── Rows ──

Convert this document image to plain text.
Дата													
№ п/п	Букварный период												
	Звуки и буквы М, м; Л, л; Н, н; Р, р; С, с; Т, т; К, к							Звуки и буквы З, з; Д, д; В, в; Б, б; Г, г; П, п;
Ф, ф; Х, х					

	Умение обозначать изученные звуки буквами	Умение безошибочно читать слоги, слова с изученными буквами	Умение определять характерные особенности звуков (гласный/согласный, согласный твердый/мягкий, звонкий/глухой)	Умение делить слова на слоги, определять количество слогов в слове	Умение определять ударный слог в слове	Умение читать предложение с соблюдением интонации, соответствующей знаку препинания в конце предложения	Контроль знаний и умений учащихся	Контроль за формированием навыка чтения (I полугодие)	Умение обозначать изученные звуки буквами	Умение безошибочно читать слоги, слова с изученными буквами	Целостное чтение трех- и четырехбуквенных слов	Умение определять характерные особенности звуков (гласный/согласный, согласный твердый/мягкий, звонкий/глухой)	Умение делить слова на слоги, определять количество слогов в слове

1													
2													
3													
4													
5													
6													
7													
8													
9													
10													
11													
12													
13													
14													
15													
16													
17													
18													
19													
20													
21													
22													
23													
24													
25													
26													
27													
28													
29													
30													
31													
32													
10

───

__Short problem__:
Extract each line from the listing above, please, and repeat it exactly.

__Result of this exercise__:
Convert this document image to plain text.
Дата													
№ п/п	Букварный период												
	Звуки и буквы М, м; Л, л; Н, н; Р, р; С, с; Т, т; К, к							Звуки и буквы З, з; Д, д; В, в; Б, б; Г, г; П, п;
Ф, ф; Х, х					

	Умение обозначать изученные звуки буквами	Умение безошибочно читать слоги, слова с изученными буквами	Умение определять характерные особенности звуков (гласный/согласный, согласный твердый/мягкий, звонкий/глухой)	Умение делить слова на слоги, определять количество слогов в слове	Умение определять ударный слог в слове	Умение читать предложение с соблюдением интонации, соответствующей знаку препинания в конце предложения	Контроль знаний и умений учащихся	Контроль за формированием навыка чтения (I полугодие)	Умение обозначать изученные звуки буквами	Умение безошибочно читать слоги, слова с изученными буквами	Целостное чтение трех- и четырехбуквенных слов	Умение определять характерные особенности звуков (гласный/согласный, согласный твердый/мягкий, звонкий/глухой)	Умение делить слова на слоги, определять количество слогов в слове

1													
2													
3													
4													
5													
6													
7													
8													
9													
10													
11													
12													
13													
14													
15													
16													
17													
18													
19													
20													
21													
22													
23													
24													
25													
26													
27													
28													
29													
30													
31													
32													
10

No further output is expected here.